Given instruction - Scan the data that follows and count the lines with the string "ylabel"; answer with the count alone.

[Records from a data source]
-=-=-=-=-
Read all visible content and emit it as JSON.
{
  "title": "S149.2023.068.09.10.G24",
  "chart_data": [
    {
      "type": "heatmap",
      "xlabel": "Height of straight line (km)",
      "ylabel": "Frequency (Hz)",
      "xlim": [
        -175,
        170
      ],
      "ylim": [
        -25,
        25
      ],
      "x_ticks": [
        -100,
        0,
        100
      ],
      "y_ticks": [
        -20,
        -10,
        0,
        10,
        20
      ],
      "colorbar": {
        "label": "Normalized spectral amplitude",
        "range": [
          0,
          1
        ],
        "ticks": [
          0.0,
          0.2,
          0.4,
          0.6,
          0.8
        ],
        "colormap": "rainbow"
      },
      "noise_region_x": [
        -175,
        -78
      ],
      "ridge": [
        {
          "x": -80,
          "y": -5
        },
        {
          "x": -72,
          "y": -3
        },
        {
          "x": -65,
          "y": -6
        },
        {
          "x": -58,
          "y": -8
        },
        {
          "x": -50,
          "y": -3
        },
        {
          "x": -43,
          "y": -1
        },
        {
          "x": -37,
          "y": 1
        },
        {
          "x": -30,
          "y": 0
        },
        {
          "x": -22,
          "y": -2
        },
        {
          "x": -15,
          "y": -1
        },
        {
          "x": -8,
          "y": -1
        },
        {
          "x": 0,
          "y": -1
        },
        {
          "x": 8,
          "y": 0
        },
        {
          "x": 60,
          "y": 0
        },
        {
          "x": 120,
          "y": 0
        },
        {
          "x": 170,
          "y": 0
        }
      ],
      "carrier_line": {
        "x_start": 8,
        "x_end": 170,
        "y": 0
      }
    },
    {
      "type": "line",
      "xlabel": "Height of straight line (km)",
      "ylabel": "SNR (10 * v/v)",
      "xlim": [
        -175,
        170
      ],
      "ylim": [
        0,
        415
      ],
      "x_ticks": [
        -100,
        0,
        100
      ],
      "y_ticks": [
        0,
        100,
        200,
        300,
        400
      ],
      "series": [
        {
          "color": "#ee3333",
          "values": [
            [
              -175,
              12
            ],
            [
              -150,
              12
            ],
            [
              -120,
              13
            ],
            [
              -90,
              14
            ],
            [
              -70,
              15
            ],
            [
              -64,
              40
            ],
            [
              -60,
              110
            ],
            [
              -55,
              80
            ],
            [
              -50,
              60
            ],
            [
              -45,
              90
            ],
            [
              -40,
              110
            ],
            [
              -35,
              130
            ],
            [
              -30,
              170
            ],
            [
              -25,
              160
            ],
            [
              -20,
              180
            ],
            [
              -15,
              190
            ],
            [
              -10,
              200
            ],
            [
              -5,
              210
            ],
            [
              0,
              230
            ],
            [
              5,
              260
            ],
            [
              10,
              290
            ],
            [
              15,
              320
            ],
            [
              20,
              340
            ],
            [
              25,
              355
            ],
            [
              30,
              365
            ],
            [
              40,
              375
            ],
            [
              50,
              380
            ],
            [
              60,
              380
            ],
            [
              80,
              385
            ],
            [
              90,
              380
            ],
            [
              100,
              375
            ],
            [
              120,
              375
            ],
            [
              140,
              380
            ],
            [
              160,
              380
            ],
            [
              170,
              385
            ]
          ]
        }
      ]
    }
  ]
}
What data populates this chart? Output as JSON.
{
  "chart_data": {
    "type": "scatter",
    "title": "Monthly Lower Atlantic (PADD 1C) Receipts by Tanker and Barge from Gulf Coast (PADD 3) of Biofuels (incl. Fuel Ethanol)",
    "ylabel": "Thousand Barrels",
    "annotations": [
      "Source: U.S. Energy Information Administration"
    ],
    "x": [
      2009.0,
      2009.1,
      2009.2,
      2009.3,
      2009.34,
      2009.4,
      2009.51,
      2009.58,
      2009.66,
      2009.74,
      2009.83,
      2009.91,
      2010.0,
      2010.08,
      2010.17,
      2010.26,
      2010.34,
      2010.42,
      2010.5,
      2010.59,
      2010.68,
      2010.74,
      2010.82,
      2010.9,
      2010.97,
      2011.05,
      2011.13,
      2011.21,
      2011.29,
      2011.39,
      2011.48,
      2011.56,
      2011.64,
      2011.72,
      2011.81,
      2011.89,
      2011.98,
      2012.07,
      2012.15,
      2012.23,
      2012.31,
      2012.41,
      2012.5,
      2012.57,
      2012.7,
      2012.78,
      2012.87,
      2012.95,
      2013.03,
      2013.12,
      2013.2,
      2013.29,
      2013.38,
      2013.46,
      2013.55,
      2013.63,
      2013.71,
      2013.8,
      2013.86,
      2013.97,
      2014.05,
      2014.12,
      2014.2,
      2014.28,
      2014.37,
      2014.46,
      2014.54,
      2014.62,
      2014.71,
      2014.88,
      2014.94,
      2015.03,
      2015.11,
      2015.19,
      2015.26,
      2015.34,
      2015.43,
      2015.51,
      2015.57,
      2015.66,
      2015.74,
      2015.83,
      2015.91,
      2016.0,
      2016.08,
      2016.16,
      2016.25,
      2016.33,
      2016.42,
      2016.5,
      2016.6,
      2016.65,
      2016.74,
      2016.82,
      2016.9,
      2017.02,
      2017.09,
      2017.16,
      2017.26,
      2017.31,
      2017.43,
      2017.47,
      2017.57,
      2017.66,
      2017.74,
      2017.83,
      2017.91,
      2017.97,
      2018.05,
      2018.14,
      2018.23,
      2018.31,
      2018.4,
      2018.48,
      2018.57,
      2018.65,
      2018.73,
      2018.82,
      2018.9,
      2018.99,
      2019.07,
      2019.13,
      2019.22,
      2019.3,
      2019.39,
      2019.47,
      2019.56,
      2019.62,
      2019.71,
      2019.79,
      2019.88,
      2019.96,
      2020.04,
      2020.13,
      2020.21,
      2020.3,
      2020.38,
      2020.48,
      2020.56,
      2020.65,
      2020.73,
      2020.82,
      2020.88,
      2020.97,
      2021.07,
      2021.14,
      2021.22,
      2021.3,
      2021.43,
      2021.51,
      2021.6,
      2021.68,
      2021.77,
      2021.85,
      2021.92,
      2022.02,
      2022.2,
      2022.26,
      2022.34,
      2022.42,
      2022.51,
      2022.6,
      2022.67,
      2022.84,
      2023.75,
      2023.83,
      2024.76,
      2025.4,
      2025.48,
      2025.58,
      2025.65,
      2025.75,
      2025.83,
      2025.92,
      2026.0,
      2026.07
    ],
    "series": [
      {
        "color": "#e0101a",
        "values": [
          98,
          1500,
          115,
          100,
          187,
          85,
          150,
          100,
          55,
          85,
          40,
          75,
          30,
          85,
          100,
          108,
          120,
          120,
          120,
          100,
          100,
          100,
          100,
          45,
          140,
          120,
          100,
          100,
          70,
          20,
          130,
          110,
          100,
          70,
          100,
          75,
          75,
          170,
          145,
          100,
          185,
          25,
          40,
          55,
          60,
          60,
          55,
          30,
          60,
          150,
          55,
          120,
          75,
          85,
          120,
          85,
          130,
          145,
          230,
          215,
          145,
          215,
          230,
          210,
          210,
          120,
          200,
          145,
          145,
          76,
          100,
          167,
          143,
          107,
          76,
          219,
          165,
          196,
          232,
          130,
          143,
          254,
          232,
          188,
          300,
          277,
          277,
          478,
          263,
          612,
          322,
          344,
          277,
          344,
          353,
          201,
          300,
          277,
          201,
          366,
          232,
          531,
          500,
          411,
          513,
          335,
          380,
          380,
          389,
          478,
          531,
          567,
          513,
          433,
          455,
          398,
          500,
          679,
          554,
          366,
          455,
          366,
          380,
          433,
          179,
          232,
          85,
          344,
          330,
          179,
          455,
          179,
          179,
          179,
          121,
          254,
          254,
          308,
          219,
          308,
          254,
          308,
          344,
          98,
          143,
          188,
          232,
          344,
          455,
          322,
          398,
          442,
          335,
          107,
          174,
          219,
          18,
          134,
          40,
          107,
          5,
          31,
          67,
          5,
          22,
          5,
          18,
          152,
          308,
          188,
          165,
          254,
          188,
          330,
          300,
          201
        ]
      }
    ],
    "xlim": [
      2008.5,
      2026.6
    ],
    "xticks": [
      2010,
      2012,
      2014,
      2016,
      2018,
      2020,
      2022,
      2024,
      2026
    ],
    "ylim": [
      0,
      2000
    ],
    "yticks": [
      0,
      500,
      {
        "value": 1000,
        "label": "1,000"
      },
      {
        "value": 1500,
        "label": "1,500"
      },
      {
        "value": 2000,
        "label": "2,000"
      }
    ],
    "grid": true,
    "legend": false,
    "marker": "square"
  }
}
-=-=-=-=-
The response - 3